- Bonnie Langford as Mel, in a promotional still from Terror of the Vervoids (1986)
- First appearance: The Trial of a Time Lord: Terror of the Vervoids (1986)
- Last appearance: The Reality War (2025)
- Portrayed by: Bonnie Langford
- Duration: 1986–1987, 1993, 2022–2025

In-universe information
- Full name: Melanie Bush
- Nickname: Mel
- Species: Human
- Occupation: Computer programmer
- Affiliation: Sixth Doctor; Seventh Doctor; Fourteenth Doctor; Fifteenth Doctor; UNIT;
- Origin: Pease Pottage, West Sussex, England
- Home: Earth

= Mel Bush =

Fictional character from Doctor Who

Melanie "Mel" Bush is a fictional character played by Bonnie Langford in the long-running British science fiction television series Doctor Who. Mel is a computer programmer from the 20th century who is a companion of the Sixth and Seventh Doctors, first appearing on-screen when the Sixth Doctor showed an adventure with her to the Time Lords in order to prove that he would become a better person in the future. Following this, she is shown accompanying the Doctor as a companion, with no further explanation given as to how she met the Doctor.

Despite initial plans for the character's meeting with the Sixth Doctor to be depicted on-screen, the firing of Sixth Doctor actor Colin Baker at the end of 1986 made this unable to happen. Due to changes in script production, Mel's character was altered to adapt to whatever script she was in, resulting in a lack of a character arc. Langford departed the role of Mel in 1987's Dragonfire; following this, Langford reprised the role of Mel in several audio drama productions produced by Big Finish Productions and made a cameo appearance in the 2022 serial "The Power of the Doctor." Mel went on to appear in a recurring role in following episodes of the series, where the character's backstory and personality were fleshed out in these episodes in greater depth than in her prior appearances.

Mel was unpopular in her original appearances due to appearing as a thinly characterized stereotype to audiences. Aspects of her portrayal have been praised, and further reappearances of the character following her departure from the series have been highlighted for broadening the character's depth.

==Character biography==
Mel is an orphaned computer programmer from the 20th century who originates from the village of Pease Pottage in West Sussex, England. She has an eidetic memory, and a cheery, optimistic personality. She is a health enthusiast and a vegetarian, often encouraging the slightly portly Sixth Doctor to exercise more and drink carrot juice. Mel first appears in the serial Terror of the Vervoids, part of the 14-part story The Trial of a Time Lord. She is called to the Sixth Doctor's (Colin Baker) defence during his trial by his people, the Time Lords. She becomes a companion of the Doctor at a point in the future, with the Doctor displaying an adventure with Mel to show the Time Lords that he would become a better person.

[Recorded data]
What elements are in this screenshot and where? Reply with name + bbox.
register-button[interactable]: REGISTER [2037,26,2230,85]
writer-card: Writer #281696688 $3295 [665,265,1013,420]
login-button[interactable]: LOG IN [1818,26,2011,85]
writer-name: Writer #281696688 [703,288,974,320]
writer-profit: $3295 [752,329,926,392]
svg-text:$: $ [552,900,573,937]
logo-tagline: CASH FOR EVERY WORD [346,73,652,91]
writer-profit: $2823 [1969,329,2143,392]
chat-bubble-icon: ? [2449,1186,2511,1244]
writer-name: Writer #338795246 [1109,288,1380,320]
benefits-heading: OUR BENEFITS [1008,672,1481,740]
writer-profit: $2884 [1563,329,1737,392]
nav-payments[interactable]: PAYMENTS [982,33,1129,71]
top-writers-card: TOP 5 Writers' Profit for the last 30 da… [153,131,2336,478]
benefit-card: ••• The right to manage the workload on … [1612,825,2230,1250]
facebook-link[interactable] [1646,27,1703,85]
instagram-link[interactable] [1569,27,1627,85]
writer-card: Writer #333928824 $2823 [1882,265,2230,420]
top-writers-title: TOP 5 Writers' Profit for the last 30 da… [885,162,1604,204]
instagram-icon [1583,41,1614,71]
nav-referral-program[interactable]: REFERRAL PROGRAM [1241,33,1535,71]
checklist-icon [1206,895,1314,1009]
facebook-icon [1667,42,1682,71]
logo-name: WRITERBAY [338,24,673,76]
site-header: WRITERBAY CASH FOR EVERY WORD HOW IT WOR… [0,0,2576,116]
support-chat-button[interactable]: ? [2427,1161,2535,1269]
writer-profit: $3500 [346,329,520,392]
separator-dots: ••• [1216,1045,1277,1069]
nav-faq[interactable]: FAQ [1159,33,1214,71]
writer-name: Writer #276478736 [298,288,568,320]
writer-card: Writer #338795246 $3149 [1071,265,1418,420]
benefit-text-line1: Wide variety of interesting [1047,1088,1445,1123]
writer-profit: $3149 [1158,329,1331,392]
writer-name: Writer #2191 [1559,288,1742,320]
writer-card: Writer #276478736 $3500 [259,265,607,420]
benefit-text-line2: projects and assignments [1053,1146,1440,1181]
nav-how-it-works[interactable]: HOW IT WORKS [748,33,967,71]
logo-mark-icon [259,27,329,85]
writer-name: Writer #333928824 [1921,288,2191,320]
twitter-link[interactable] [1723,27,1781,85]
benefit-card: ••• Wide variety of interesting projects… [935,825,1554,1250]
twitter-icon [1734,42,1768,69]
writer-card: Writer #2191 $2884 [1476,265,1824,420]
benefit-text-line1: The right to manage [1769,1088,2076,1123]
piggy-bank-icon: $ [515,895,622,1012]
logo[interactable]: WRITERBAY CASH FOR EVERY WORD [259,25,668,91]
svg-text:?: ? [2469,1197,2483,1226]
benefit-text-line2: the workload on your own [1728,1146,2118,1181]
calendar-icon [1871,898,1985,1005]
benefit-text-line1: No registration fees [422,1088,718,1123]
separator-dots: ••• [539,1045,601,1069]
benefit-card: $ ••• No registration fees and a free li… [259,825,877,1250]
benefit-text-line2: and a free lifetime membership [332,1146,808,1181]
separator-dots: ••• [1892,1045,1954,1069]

_Task requirements_:
Decide whether each statement agrees with the article on Mel Bush, answering yes or no and quoting the words of the article that decide it: (a) Mel first appears in Terror of the Vervoids, part of The Trial of a Time Lord; (b) the series shows on-screen how Mel met the Doctor; (c) Mel comes from a town in Kent. The items are separate material and are not part of the article on Mel Bush.

_Solved problem_:
(a) Yes: "Mel first appears in the serial Terror of the Vervoids, part of the 14-part story The Trial of a Time Lord."
(b) No: "with no further explanation given as to how she met the Doctor."
(c) No: "originates from the village of Pease Pottage in West Sussex, England."